▸ Your goal
Extract each line holding the word "paleolithicum" from the entries.

▸ Figure contents as structured data
- - -

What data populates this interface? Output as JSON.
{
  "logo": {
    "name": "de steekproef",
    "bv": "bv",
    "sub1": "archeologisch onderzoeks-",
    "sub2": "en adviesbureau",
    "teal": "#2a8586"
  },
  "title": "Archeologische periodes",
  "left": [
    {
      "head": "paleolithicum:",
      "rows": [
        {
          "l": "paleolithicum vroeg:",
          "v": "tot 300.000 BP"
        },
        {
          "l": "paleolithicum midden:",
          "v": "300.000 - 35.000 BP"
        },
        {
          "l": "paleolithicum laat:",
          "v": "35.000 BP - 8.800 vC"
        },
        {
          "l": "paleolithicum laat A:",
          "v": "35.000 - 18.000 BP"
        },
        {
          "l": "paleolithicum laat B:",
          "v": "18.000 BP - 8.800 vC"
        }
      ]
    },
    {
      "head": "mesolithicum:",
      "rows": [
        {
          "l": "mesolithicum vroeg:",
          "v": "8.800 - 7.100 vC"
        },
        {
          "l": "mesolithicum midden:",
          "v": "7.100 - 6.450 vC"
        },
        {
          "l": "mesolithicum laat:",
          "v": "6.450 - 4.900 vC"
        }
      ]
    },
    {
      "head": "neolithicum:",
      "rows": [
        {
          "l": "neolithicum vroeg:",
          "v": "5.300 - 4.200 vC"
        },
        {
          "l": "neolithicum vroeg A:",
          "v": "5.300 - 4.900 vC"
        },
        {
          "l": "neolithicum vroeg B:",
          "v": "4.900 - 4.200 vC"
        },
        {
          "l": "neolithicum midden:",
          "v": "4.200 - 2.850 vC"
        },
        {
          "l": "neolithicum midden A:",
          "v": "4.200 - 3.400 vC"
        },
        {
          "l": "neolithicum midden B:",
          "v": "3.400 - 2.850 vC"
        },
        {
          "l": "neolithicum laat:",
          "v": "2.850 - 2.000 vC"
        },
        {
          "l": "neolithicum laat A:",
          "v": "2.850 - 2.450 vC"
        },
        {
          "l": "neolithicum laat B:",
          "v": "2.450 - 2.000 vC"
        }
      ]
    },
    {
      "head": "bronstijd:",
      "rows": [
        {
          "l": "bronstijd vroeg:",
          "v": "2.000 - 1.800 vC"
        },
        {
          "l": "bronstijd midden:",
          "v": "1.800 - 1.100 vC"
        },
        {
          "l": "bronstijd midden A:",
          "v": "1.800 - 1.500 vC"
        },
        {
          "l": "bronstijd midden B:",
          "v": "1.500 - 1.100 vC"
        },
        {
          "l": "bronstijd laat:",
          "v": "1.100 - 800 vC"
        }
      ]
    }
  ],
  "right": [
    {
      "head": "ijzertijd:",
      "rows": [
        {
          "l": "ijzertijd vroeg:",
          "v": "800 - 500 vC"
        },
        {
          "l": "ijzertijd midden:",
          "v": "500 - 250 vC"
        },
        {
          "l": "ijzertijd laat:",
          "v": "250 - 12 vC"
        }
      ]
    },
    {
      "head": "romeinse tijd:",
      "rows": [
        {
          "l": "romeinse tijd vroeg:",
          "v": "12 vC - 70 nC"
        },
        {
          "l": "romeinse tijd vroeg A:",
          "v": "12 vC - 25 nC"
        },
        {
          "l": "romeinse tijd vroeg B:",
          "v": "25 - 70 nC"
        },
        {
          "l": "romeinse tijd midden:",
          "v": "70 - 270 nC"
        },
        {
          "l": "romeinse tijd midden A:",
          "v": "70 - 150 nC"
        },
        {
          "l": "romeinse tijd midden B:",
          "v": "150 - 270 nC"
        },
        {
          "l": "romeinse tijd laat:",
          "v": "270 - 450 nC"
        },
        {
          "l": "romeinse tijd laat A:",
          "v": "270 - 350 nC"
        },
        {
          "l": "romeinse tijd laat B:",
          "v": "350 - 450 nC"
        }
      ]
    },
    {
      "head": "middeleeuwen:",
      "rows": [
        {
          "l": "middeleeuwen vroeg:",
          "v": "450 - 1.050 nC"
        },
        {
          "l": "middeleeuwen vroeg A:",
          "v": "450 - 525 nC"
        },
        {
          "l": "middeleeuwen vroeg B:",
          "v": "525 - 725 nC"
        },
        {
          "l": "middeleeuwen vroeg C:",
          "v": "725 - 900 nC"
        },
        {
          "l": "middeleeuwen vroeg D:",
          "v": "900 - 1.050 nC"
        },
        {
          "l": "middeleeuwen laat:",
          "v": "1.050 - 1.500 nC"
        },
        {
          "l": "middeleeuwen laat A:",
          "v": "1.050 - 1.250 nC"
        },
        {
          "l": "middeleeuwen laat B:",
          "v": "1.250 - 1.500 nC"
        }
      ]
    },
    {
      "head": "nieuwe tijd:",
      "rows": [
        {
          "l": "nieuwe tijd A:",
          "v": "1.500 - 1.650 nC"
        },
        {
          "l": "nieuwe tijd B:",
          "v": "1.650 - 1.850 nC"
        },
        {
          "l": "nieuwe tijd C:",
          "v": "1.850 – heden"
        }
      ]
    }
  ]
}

- - -

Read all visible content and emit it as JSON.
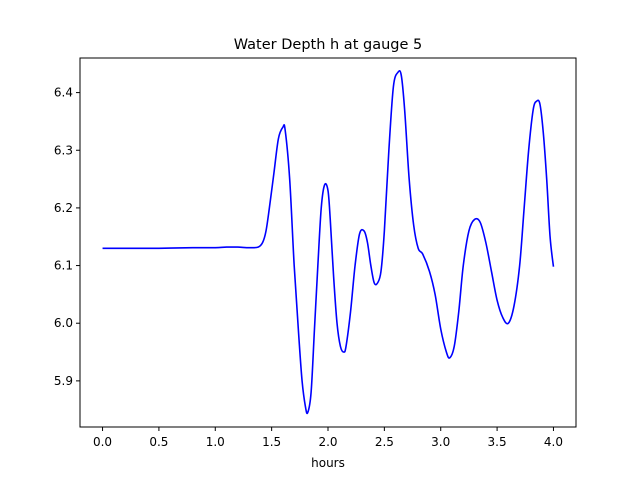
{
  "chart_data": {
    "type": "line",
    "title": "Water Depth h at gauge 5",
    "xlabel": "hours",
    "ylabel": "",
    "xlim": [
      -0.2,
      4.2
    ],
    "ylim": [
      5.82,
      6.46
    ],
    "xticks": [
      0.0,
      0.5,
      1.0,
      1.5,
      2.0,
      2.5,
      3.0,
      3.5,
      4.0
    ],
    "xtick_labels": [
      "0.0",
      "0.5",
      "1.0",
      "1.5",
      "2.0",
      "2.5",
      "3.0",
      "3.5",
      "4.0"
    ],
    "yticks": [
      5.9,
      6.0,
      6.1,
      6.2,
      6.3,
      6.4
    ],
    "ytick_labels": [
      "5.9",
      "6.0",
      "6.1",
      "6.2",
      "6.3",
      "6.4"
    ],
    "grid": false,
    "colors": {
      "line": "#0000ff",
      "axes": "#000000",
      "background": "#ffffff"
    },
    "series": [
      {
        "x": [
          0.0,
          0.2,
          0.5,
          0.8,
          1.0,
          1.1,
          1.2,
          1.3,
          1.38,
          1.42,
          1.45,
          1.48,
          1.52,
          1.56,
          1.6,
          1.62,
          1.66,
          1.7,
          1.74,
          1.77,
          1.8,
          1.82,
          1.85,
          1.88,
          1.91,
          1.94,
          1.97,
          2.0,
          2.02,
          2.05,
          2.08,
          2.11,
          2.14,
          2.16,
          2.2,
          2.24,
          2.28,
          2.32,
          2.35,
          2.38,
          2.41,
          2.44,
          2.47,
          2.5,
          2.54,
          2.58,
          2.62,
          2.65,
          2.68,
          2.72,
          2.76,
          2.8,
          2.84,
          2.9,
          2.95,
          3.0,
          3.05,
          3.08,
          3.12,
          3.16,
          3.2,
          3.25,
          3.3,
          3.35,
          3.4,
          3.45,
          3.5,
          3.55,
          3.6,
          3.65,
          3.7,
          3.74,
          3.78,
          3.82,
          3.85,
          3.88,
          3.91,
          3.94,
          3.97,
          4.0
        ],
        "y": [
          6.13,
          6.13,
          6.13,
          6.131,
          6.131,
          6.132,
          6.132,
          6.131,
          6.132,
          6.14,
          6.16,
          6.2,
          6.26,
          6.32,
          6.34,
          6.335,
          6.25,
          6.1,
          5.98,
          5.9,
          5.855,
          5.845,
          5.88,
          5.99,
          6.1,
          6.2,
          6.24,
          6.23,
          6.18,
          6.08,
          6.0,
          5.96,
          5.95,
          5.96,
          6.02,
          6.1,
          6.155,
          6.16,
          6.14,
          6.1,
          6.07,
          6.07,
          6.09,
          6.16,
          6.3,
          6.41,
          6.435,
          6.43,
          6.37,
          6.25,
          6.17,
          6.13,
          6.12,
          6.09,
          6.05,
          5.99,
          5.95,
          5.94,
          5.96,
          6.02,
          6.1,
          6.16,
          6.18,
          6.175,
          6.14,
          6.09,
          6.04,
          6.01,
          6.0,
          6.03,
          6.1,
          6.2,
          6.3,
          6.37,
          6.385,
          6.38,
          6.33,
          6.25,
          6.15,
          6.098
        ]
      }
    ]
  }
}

- - -

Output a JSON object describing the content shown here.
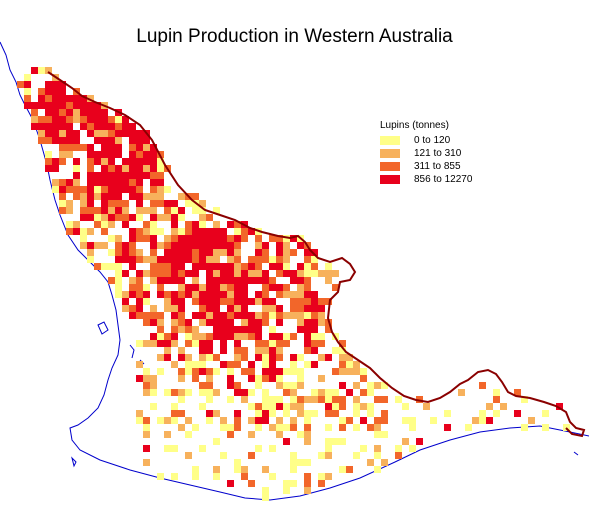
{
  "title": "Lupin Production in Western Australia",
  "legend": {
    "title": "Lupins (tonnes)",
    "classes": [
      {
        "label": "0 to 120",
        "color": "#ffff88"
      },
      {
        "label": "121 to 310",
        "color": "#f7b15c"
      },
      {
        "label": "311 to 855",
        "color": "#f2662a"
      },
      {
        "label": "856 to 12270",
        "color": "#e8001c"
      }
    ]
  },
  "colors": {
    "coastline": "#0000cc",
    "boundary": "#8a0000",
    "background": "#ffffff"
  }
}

- - -

▸ Exercise output
      "head": "paleolithicum:",
          "l": "paleolithicum vroeg:",
          "l": "paleolithicum midden:",
          "l": "paleolithicum laat:",
          "l": "paleolithicum laat A:",
          "l": "paleolithicum laat B:",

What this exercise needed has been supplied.